I was looking at renting a penthouse not too long ago. I took a look at one at the OMA condo near Brentwood in Burnaby and this was owned by a property management company. I remember vaguely reading about a murder in the area so I thought I would ask the property manager more details on it – didn't think it was actually in that building let alone that unit. I was appalled the PM didn't say anything about it, but I was told they had no legal obligation to do so unless asked. Not exactly a common question to ask – Is gas included? When does the pool close? Oh, was there a murder in here? Since I asked, she had to give me all the details. Apparently the day before the cleaners had just finished "cleansing" the place. She said if it was for sale, they are legally obligated to inform the buyer of such incidents – but not when renting it out.
Honestly had I not happened to catch that news article I wouldn't have asked and probably would've rented the place. I called the management company a week later out of curiosity and sure enough the unit had been rented out. With all that happens in the lower mainland, if you happened to miss the news you wouldn't even know it happened.

++++++++++++++++++++

Request 1:
For each statement, say yes or no to whether it agrees with the rental account, and quote the words of the account that settle it. (a) The property manager told the writer about the murder without being asked. (b) When the writer phoned the management company a week later, the unit had already been rented out. (c) If the unit were for sale, the buyer would have to be told about such incidents.
Request 2:
Retype the stretch of the rental account from "Honestly had I" through "know it happened.".

++++++++++++++++++++

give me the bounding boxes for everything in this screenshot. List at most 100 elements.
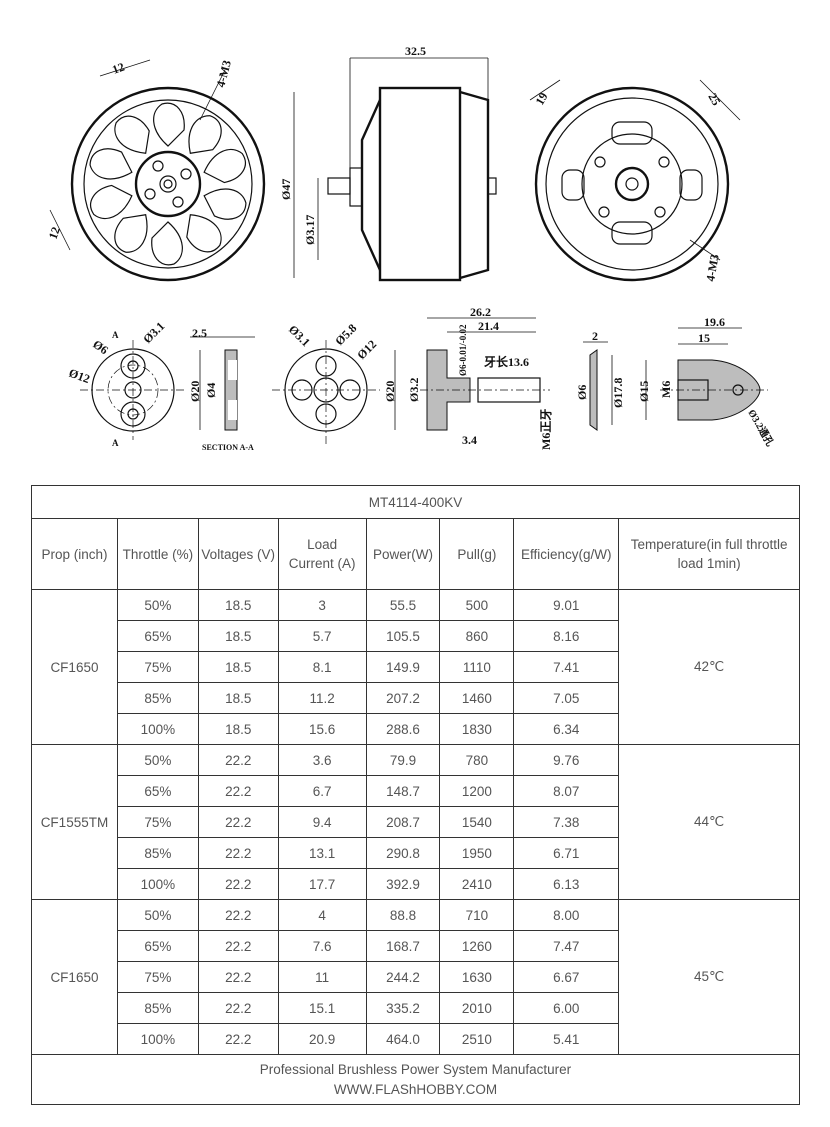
table-cell: 1260 [439, 930, 515, 962]
dim-label: Ø6 [90, 337, 111, 357]
rotor-spoke [188, 115, 222, 154]
dim-label: Ø12 [354, 337, 379, 362]
dim-label: Ø15 [637, 381, 651, 402]
footer-tagline: Professional Brushless Power System Manu… [259, 1061, 572, 1077]
table-cell: 2410 [439, 868, 515, 900]
dim-label: 25 [705, 91, 723, 108]
table-cell: 6.13 [513, 868, 620, 900]
table-cell: 149.9 [365, 651, 441, 683]
table-cell: 85% [116, 992, 199, 1024]
table-cell: 6.00 [513, 992, 620, 1024]
table-row: CF1555TM 50% 22.2 3.6 79.9 780 9.76 44℃ [31, 744, 800, 900]
table-cell: 18.5 [197, 651, 279, 683]
table-cell: 8.1 [277, 651, 367, 683]
table-cell: 100% [116, 713, 199, 745]
footer-website: WWW.FLAShHOBBY.COM [333, 1081, 498, 1097]
table-cell: 335.2 [365, 992, 441, 1024]
table-cell: 1540 [439, 806, 515, 838]
dim-label: Ø3.2通孔 [745, 407, 776, 448]
table-cell: 65% [116, 930, 199, 962]
table-footer: Professional Brushless Power System Manu… [31, 1054, 800, 1105]
table-cell: 1460 [439, 682, 515, 714]
table-cell: 8.07 [513, 775, 620, 807]
table-cell: 2510 [439, 1023, 515, 1055]
dim-label: Ø3.1 [140, 319, 167, 346]
table-cell: 22.2 [197, 1023, 279, 1055]
dim-label: Ø3.2 [407, 378, 421, 402]
rotor-spoke [151, 221, 183, 266]
table-cell: 3 [277, 589, 367, 621]
table-cell: 22.2 [197, 899, 279, 931]
rotor-spoke [90, 184, 133, 219]
column-header: Throttle (%) [116, 518, 199, 590]
performance-table: MT4114-400KV Prop (inch) Throttle (%) Volt… [31, 485, 800, 1105]
table-cell: 22.2 [197, 837, 279, 869]
table-cell: 22.2 [197, 868, 279, 900]
table-cell: 6.71 [513, 837, 620, 869]
temperature-cell: 45℃ [618, 899, 800, 1055]
table-cell: 22.2 [197, 806, 279, 838]
table-cell: 148.7 [365, 775, 441, 807]
table-cell: 3.6 [277, 744, 367, 776]
table-cell: 1830 [439, 713, 515, 745]
table-cell: 15.6 [277, 713, 367, 745]
table-cell: 22.2 [197, 744, 279, 776]
dim-label: 21.4 [478, 319, 499, 333]
table-row: 65% 18.5 5.7 105.5 860 8.16 [32, 620, 800, 652]
side-view: 32.5 Ø47 Ø3.17 [279, 44, 497, 282]
table-cell: 5.7 [277, 620, 367, 652]
dim-label: Ø12 [67, 366, 92, 386]
table-row: 85% 22.2 15.1 335.2 2010 6.00 [32, 992, 800, 1024]
table-cell: 710 [439, 899, 515, 931]
column-header: Prop (inch) [31, 518, 118, 590]
temperature-cell: 42℃ [618, 589, 800, 745]
table-cell: 75% [116, 651, 199, 683]
dim-label: 32.5 [405, 44, 426, 58]
shaft-adapter: 26.2 21.4 Ø6-0.01/-0.02 牙长13.6 Ø20 Ø3.2 … [383, 305, 553, 450]
table-cell: 85% [116, 837, 199, 869]
dim-label: 15 [698, 331, 710, 345]
table-row: 75% 18.5 8.1 149.9 1110 7.41 [32, 651, 800, 683]
table-cell: 9.01 [513, 589, 620, 621]
table-cell: 500 [439, 589, 515, 621]
table-cell: 22.2 [197, 930, 279, 962]
dim-label: 19.6 [704, 315, 725, 329]
prop-adapter-b: Ø3.1 Ø5.8 Ø12 [272, 321, 380, 445]
dim-label: 12 [110, 60, 126, 77]
table-cell: 244.2 [365, 961, 441, 993]
table-cell: 780 [439, 744, 515, 776]
table-row: 75% 22.2 11 244.2 1630 6.67 [32, 961, 800, 993]
table-row: 65% 22.2 6.7 148.7 1200 8.07 [32, 775, 800, 807]
dim-label: 4-M3 [703, 253, 722, 282]
table-cell: 18.5 [197, 682, 279, 714]
dim-label: Ø4 [204, 383, 218, 398]
table-cell: 168.7 [365, 930, 441, 962]
dim-label: 2 [592, 329, 598, 343]
dim-label: Ø20 [188, 381, 202, 402]
table-cell: 8.00 [513, 899, 620, 931]
table-cell: 1950 [439, 837, 515, 869]
dim-label: M6 [659, 381, 673, 398]
table-cell: 5.41 [513, 1023, 620, 1055]
table-cell: 288.6 [365, 713, 441, 745]
table-cell: 79.9 [365, 744, 441, 776]
rotor-spoke [203, 149, 246, 184]
table-row: 65% 22.2 7.6 168.7 1260 7.47 [32, 930, 800, 962]
table-cell: 7.38 [513, 806, 620, 838]
table-row: CF1650 50% 22.2 4 88.8 710 8.00 45℃ [31, 899, 800, 1055]
rotor-spoke [89, 148, 133, 180]
table-cell: 65% [116, 775, 199, 807]
table-cell: 50% [116, 899, 199, 931]
spinner-nut: 19.6 15 Ø15 M6 Ø3.2通孔 [637, 315, 777, 448]
table-cell: 75% [116, 806, 199, 838]
table-cell: 290.8 [365, 837, 441, 869]
column-header: Efficiency(g/W) [513, 518, 620, 590]
table-cell: 17.7 [277, 868, 367, 900]
table-cell: 13.1 [277, 837, 367, 869]
table-cell: 11.2 [277, 682, 367, 714]
table-cell: 464.0 [365, 1023, 441, 1055]
dim-label: 2.5 [192, 326, 207, 340]
table-row: CF1650 50% 18.5 3 55.5 500 9.01 42℃ [31, 589, 800, 745]
table-cell: 8.16 [513, 620, 620, 652]
table-cell: 208.7 [365, 806, 441, 838]
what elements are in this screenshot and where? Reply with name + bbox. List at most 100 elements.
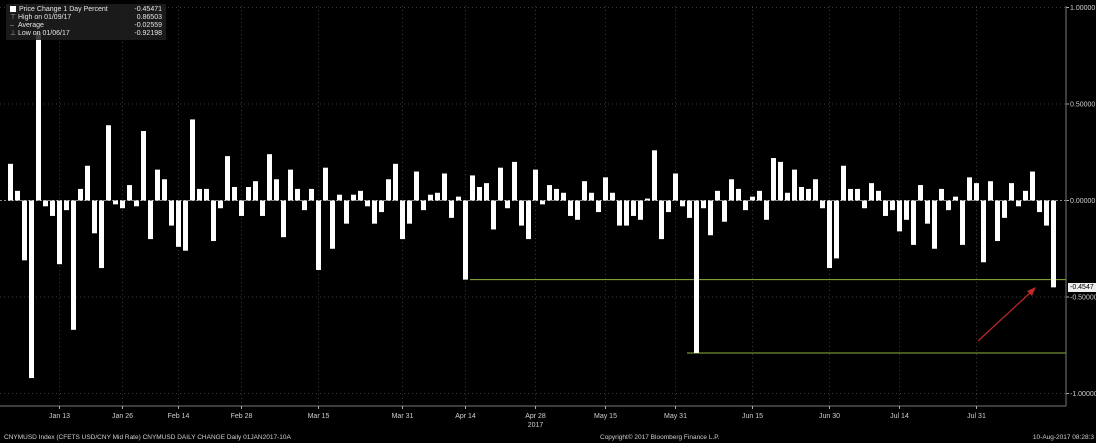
bar xyxy=(883,200,888,216)
bar xyxy=(925,200,930,224)
bar xyxy=(1030,171,1035,201)
legend-low-label: Low on 01/06/17 xyxy=(18,30,70,37)
bar xyxy=(967,177,972,201)
x-tick-label: Jun 30 xyxy=(819,413,840,420)
bar xyxy=(1023,190,1028,201)
current-value-label: -0.4547 xyxy=(1068,283,1096,293)
bar xyxy=(498,167,503,201)
bar xyxy=(743,200,748,211)
bar xyxy=(792,169,797,201)
bar xyxy=(680,200,685,207)
bar xyxy=(309,188,314,201)
bar xyxy=(169,200,174,226)
bar xyxy=(29,200,34,379)
bar xyxy=(442,173,447,201)
bar xyxy=(414,171,419,201)
high-marker-icon: ⊤ xyxy=(10,14,17,21)
bar xyxy=(939,188,944,201)
x-tick-label: Apr 28 xyxy=(525,413,546,420)
x-tick-label: Jul 31 xyxy=(967,413,986,420)
bar xyxy=(820,200,825,209)
bar xyxy=(155,169,160,201)
legend-low-value: -0.92198 xyxy=(134,30,162,37)
bar xyxy=(981,200,986,263)
legend-row-high: ⊤ High on 01/09/17 0.86503 xyxy=(10,14,162,22)
bar xyxy=(421,200,426,211)
bar xyxy=(652,150,657,201)
bar xyxy=(1002,200,1007,218)
bar xyxy=(197,188,202,201)
bar xyxy=(456,196,461,201)
bar xyxy=(232,186,237,201)
bar xyxy=(15,190,20,201)
bar xyxy=(1016,200,1021,207)
bar xyxy=(85,165,90,201)
bar xyxy=(645,198,650,201)
footer-timestamp: 10-Aug-2017 08:28:3 xyxy=(1032,434,1094,441)
bar xyxy=(750,196,755,201)
y-tick-label: -1.00000 xyxy=(1070,391,1096,398)
bar xyxy=(316,200,321,270)
bar xyxy=(190,119,195,201)
bar xyxy=(288,169,293,201)
x-axis: Jan 13 Jan 26 Feb 14 Feb 28 Mar 15 Mar 31 Apr … xyxy=(0,405,1066,429)
bar xyxy=(407,200,412,224)
bar-swatch-icon xyxy=(10,6,16,12)
bar xyxy=(302,200,307,211)
bar xyxy=(547,185,552,201)
bar xyxy=(1044,200,1049,226)
bar xyxy=(533,169,538,201)
bar xyxy=(1037,200,1042,213)
bar xyxy=(491,200,496,230)
bar xyxy=(785,192,790,201)
x-tick-label: Feb 14 xyxy=(168,413,190,420)
bar xyxy=(92,200,97,234)
bar xyxy=(904,200,909,220)
bar xyxy=(477,186,482,201)
bar xyxy=(974,183,979,201)
x-tick-label: Mar 31 xyxy=(392,413,414,420)
bar xyxy=(617,200,622,226)
bar xyxy=(813,179,818,201)
legend-high-label: High on 01/09/17 xyxy=(18,14,72,21)
bar xyxy=(386,179,391,201)
bar xyxy=(358,190,363,201)
bar xyxy=(106,125,111,201)
bar xyxy=(715,190,720,201)
x-tick-label: Mar 15 xyxy=(308,413,330,420)
bar xyxy=(960,200,965,245)
x-tick-label: Jan 13 xyxy=(49,413,70,420)
footer-copyright: Copyright© 2017 Bloomberg Finance L.P. xyxy=(600,434,720,441)
bar xyxy=(855,188,860,201)
bar xyxy=(806,188,811,201)
bar xyxy=(911,200,916,245)
low-marker-icon: ⊥ xyxy=(10,30,17,37)
footer-security-description: CNYMUSD Index (CFETS USD/CNY Mid Rate) C… xyxy=(4,434,291,441)
bar xyxy=(470,175,475,201)
bar xyxy=(281,200,286,238)
legend-row-main: Price Change 1 Day Percent -0.45471 xyxy=(10,6,162,14)
legend-high-value: 0.86503 xyxy=(136,14,162,21)
bar xyxy=(372,200,377,224)
trend-arrow-head xyxy=(1027,287,1036,296)
bar xyxy=(204,188,209,201)
bar xyxy=(379,200,384,213)
bar xyxy=(582,181,587,201)
bar xyxy=(113,200,118,205)
bar xyxy=(673,173,678,201)
bar xyxy=(78,188,83,201)
bar xyxy=(568,200,573,216)
bar xyxy=(253,181,258,201)
bar xyxy=(890,200,895,211)
bar xyxy=(218,200,223,209)
bar xyxy=(22,200,27,261)
bar xyxy=(995,200,1000,242)
bar xyxy=(596,200,601,213)
bar xyxy=(120,200,125,209)
bar xyxy=(841,165,846,201)
bar xyxy=(694,200,699,353)
bar xyxy=(659,200,664,240)
bar xyxy=(211,200,216,242)
legend-average-value: -0.02559 xyxy=(134,22,162,29)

++++++++++++++++++++

Problem solution 1:
(a) No: "I was appalled the PM didn't say anything about it, but I was told they had no legal obligation to do so unless asked."
(b) Yes: "I called the management company a week later out of curiosity and sure enough the unit had been rented out."
(c) Yes: "She said if it was for sale, they are legally obligated to inform the buyer of such incidents"

Problem solution 2:
Honestly had I not happened to catch that news article I wouldn't have asked and probably would've rented the place. I called the management company a week later out of curiosity and sure enough the unit had been rented out. With all that happens in the lower mainland, if you happened to miss the news you wouldn't even know it happened.